### Job
In the entries below, repeat only the lines between those holding "Serialize everything readable" and "Convert this screenshot", inclusive. Leave pictures out.

*** Source data

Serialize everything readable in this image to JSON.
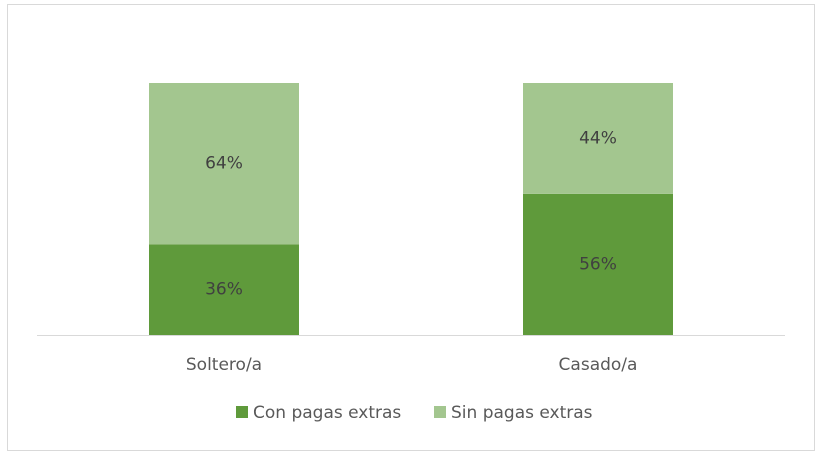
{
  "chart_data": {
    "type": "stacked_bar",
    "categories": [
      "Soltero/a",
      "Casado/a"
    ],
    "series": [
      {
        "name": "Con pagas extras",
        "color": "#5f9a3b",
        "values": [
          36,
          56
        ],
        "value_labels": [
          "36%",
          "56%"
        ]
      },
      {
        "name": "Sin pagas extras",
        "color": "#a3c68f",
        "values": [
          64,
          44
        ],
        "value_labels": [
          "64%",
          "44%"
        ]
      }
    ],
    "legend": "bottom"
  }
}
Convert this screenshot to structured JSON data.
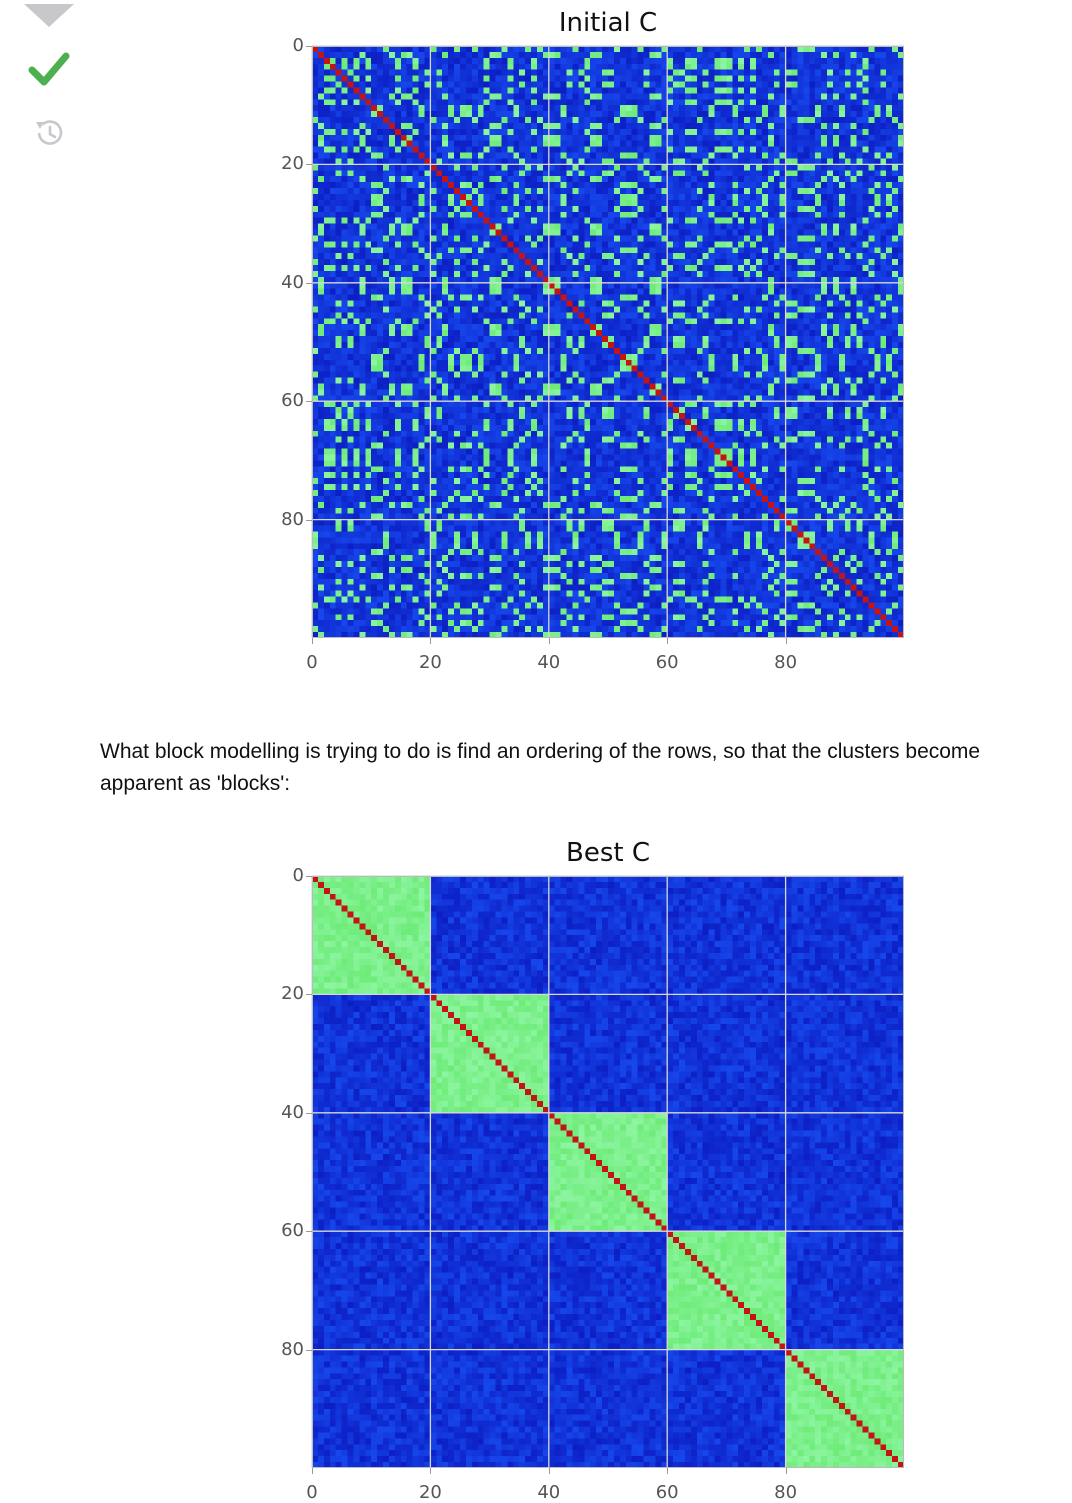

******
*** Source data

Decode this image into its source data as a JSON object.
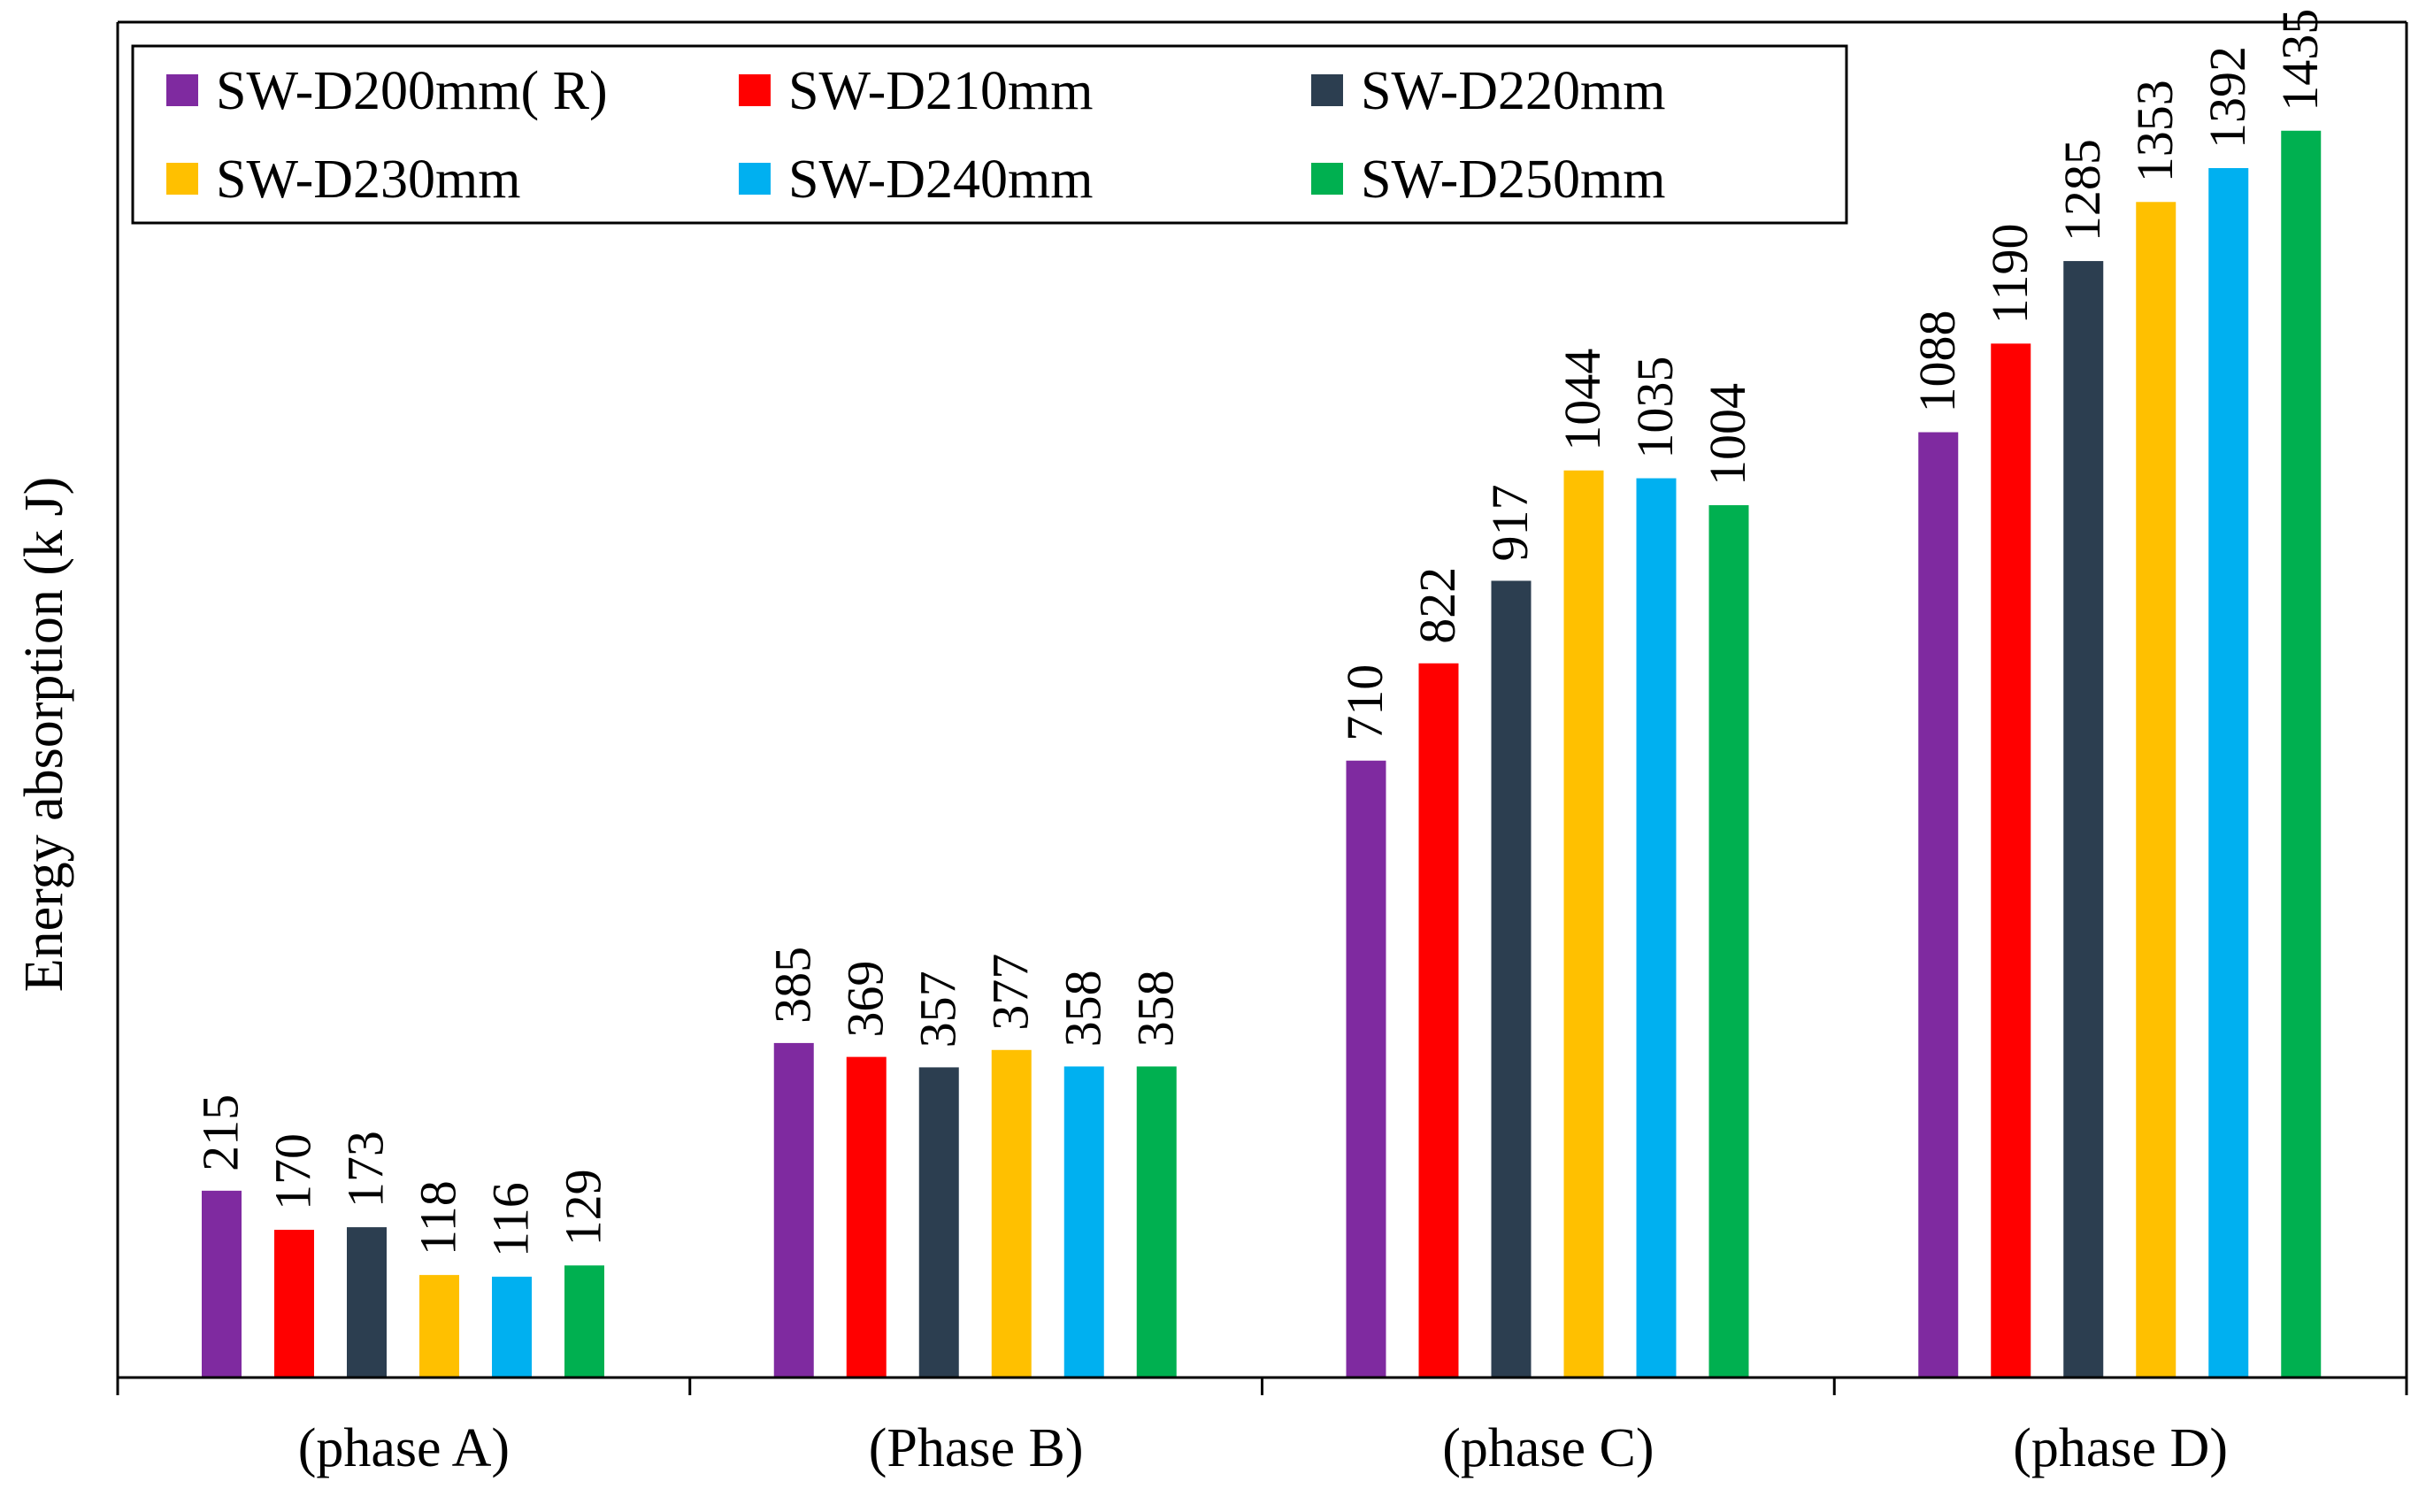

******
*** Source data

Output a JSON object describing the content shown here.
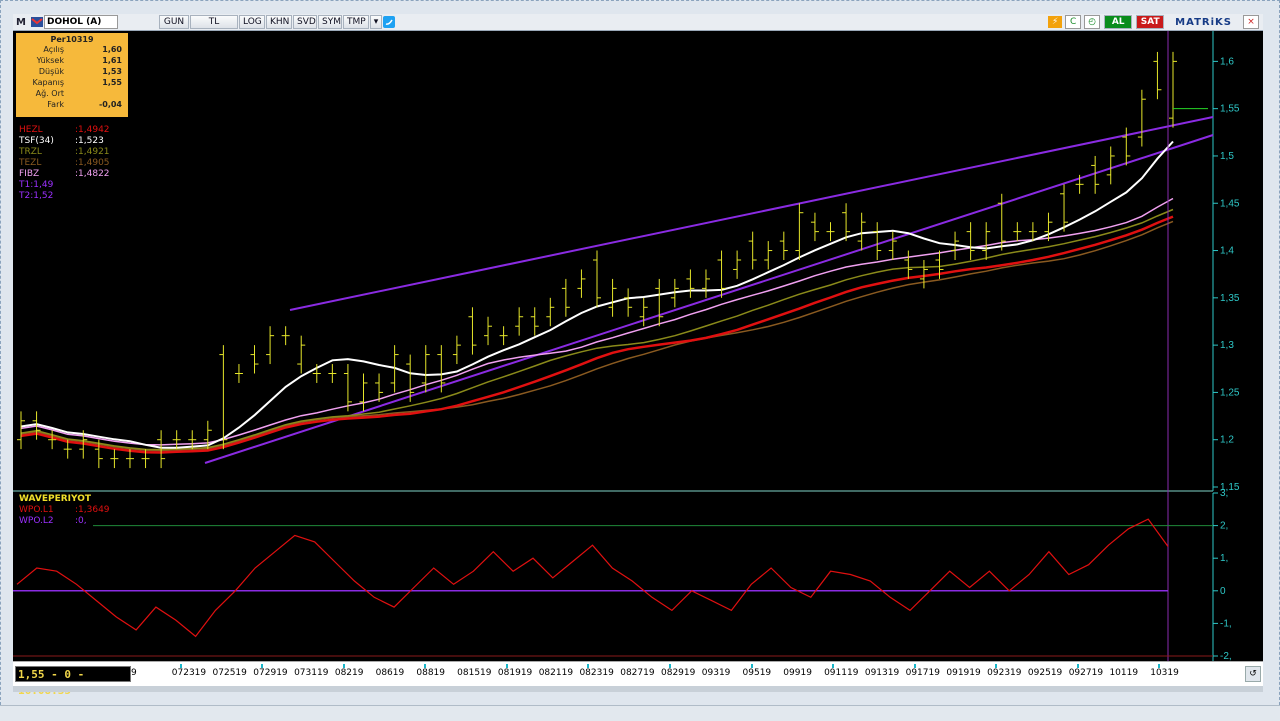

******

### Written response
Serialize everything readable in this image to JSON.
{
  "chart_data": {
    "type": "stacked_bar",
    "categories": [
      "Soltero/a",
      "Casado/a"
    ],
    "series": [
      {
        "name": "Con pagas extras",
        "color": "#5f9a3b",
        "values": [
          36,
          56
        ],
        "value_labels": [
          "36%",
          "56%"
        ]
      },
      {
        "name": "Sin pagas extras",
        "color": "#a3c68f",
        "values": [
          64,
          44
        ],
        "value_labels": [
          "64%",
          "44%"
        ]
      }
    ],
    "legend": "bottom"
  }
}
Convert this screenshot to structured JSON data.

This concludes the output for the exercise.